- TASK TO CARRY OUT -
Take down each entry exactly as written.

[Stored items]
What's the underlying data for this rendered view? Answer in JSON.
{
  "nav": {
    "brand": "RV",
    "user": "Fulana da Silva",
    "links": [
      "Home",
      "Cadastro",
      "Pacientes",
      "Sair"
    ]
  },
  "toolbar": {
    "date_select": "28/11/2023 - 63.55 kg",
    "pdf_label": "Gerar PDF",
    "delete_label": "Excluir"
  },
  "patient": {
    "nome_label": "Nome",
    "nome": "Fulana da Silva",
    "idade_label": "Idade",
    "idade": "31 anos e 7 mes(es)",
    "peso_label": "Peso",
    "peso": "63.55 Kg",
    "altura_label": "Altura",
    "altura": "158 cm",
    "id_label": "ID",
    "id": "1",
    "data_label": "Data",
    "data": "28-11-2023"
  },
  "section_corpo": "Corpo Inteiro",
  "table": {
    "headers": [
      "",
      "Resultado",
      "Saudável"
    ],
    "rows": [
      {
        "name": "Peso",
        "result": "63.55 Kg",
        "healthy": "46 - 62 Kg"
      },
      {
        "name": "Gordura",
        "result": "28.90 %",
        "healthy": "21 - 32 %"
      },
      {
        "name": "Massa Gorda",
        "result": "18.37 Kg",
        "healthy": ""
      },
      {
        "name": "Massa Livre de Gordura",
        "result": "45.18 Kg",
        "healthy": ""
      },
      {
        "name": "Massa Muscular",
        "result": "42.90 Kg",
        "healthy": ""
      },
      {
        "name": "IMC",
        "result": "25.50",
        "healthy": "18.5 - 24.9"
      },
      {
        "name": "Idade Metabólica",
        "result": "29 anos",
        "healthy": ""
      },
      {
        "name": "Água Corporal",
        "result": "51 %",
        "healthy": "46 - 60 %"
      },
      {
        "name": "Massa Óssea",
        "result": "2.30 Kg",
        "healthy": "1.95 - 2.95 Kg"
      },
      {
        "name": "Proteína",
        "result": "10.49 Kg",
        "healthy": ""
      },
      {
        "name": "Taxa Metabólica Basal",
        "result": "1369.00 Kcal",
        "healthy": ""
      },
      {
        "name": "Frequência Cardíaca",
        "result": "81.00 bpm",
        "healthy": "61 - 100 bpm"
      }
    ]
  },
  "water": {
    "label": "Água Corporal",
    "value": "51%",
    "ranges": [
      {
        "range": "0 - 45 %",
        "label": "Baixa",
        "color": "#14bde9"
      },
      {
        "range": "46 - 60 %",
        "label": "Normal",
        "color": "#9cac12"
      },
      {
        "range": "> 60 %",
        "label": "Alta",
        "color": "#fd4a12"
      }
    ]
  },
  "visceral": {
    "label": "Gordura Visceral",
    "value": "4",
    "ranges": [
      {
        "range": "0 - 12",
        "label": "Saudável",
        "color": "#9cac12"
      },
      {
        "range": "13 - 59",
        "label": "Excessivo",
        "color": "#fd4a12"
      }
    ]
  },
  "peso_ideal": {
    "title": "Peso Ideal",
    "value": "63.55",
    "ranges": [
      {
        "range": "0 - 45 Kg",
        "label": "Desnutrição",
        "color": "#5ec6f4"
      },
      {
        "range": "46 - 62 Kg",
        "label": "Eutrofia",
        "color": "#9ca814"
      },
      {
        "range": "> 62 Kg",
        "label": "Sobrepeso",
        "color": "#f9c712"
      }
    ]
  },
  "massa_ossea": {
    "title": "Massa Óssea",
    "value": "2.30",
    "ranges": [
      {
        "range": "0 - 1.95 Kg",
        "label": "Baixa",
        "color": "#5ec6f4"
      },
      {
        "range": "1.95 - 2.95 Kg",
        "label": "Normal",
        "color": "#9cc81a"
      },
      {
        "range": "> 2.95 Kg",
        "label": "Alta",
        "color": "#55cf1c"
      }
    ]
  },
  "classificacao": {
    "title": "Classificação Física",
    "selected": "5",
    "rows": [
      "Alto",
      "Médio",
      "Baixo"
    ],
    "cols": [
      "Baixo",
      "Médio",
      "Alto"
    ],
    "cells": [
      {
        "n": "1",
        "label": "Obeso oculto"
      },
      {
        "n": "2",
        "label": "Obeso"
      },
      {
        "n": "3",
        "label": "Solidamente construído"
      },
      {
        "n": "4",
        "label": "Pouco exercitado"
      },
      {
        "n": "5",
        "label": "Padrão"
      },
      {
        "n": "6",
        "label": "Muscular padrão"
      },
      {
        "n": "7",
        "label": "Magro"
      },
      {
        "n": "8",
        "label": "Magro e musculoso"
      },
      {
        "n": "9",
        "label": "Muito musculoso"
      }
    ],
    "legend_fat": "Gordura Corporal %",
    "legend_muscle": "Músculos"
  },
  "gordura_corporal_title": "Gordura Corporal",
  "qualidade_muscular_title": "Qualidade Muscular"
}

- REPLY -
What's the underlying data for this rendered view? Answer in JSON.
{
  "nav": {
    "brand": "RV",
    "user": "Fulana da Silva",
    "links": [
      "Home",
      "Cadastro",
      "Pacientes",
      "Sair"
    ]
  },
  "toolbar": {
    "date_select": "28/11/2023 - 63.55 kg",
    "pdf_label": "Gerar PDF",
    "delete_label": "Excluir"
  },
  "patient": {
    "nome_label": "Nome",
    "nome": "Fulana da Silva",
    "idade_label": "Idade",
    "idade": "31 anos e 7 mes(es)",
    "peso_label": "Peso",
    "peso": "63.55 Kg",
    "altura_label": "Altura",
    "altura": "158 cm",
    "id_label": "ID",
    "id": "1",
    "data_label": "Data",
    "data": "28-11-2023"
  },
  "section_corpo": "Corpo Inteiro",
  "table": {
    "headers": [
      "",
      "Resultado",
      "Saudável"
    ],
    "rows": [
      {
        "name": "Peso",
        "result": "63.55 Kg",
        "healthy": "46 - 62 Kg"
      },
      {
        "name": "Gordura",
        "result": "28.90 %",
        "healthy": "21 - 32 %"
      },
      {
        "name": "Massa Gorda",
        "result": "18.37 Kg",
        "healthy": ""
      },
      {
        "name": "Massa Livre de Gordura",
        "result": "45.18 Kg",
        "healthy": ""
      },
      {
        "name": "Massa Muscular",
        "result": "42.90 Kg",
        "healthy": ""
      },
      {
        "name": "IMC",
        "result": "25.50",
        "healthy": "18.5 - 24.9"
      },
      {
        "name": "Idade Metabólica",
        "result": "29 anos",
        "healthy": ""
      },
      {
        "name": "Água Corporal",
        "result": "51 %",
        "healthy": "46 - 60 %"
      },
      {
        "name": "Massa Óssea",
        "result": "2.30 Kg",
        "healthy": "1.95 - 2.95 Kg"
      },
      {
        "name": "Proteína",
        "result": "10.49 Kg",
        "healthy": ""
      },
      {
        "name": "Taxa Metabólica Basal",
        "result": "1369.00 Kcal",
        "healthy": ""
      },
      {
        "name": "Frequência Cardíaca",
        "result": "81.00 bpm",
        "healthy": "61 - 100 bpm"
      }
    ]
  },
  "water": {
    "label": "Água Corporal",
    "value": "51%",
    "ranges": [
      {
        "range": "0 - 45 %",
        "label": "Baixa",
        "color": "#14bde9"
      },
      {
        "range": "46 - 60 %",
        "label": "Normal",
        "color": "#9cac12"
      },
      {
        "range": "> 60 %",
        "label": "Alta",
        "color": "#fd4a12"
      }
    ]
  },
  "visceral": {
    "label": "Gordura Visceral",
    "value": "4",
    "ranges": [
      {
        "range": "0 - 12",
        "label": "Saudável",
        "color": "#9cac12"
      },
      {
        "range": "13 - 59",
        "label": "Excessivo",
        "color": "#fd4a12"
      }
    ]
  },
  "peso_ideal": {
    "title": "Peso Ideal",
    "value": "63.55",
    "ranges": [
      {
        "range": "0 - 45 Kg",
        "label": "Desnutrição",
        "color": "#5ec6f4"
      },
      {
        "range": "46 - 62 Kg",
        "label": "Eutrofia",
        "color": "#9ca814"
      },
      {
        "range": "> 62 Kg",
        "label": "Sobrepeso",
        "color": "#f9c712"
      }
    ]
  },
  "massa_ossea": {
    "title": "Massa Óssea",
    "value": "2.30",
    "ranges": [
      {
        "range": "0 - 1.95 Kg",
        "label": "Baixa",
        "color": "#5ec6f4"
      },
      {
        "range": "1.95 - 2.95 Kg",
        "label": "Normal",
        "color": "#9cc81a"
      },
      {
        "range": "> 2.95 Kg",
        "label": "Alta",
        "color": "#55cf1c"
      }
    ]
  },
  "classificacao": {
    "title": "Classificação Física",
    "selected": "5",
    "rows": [
      "Alto",
      "Médio",
      "Baixo"
    ],
    "cols": [
      "Baixo",
      "Médio",
      "Alto"
    ],
    "cells": [
      {
        "n": "1",
        "label": "Obeso oculto"
      },
      {
        "n": "2",
        "label": "Obeso"
      },
      {
        "n": "3",
        "label": "Solidamente construído"
      },
      {
        "n": "4",
        "label": "Pouco exercitado"
      },
      {
        "n": "5",
        "label": "Padrão"
      },
      {
        "n": "6",
        "label": "Muscular padrão"
      },
      {
        "n": "7",
        "label": "Magro"
      },
      {
        "n": "8",
        "label": "Magro e musculoso"
      },
      {
        "n": "9",
        "label": "Muito musculoso"
      }
    ],
    "legend_fat": "Gordura Corporal %",
    "legend_muscle": "Músculos"
  },
  "gordura_corporal_title": "Gordura Corporal",
  "qualidade_muscular_title": "Qualidade Muscular"
}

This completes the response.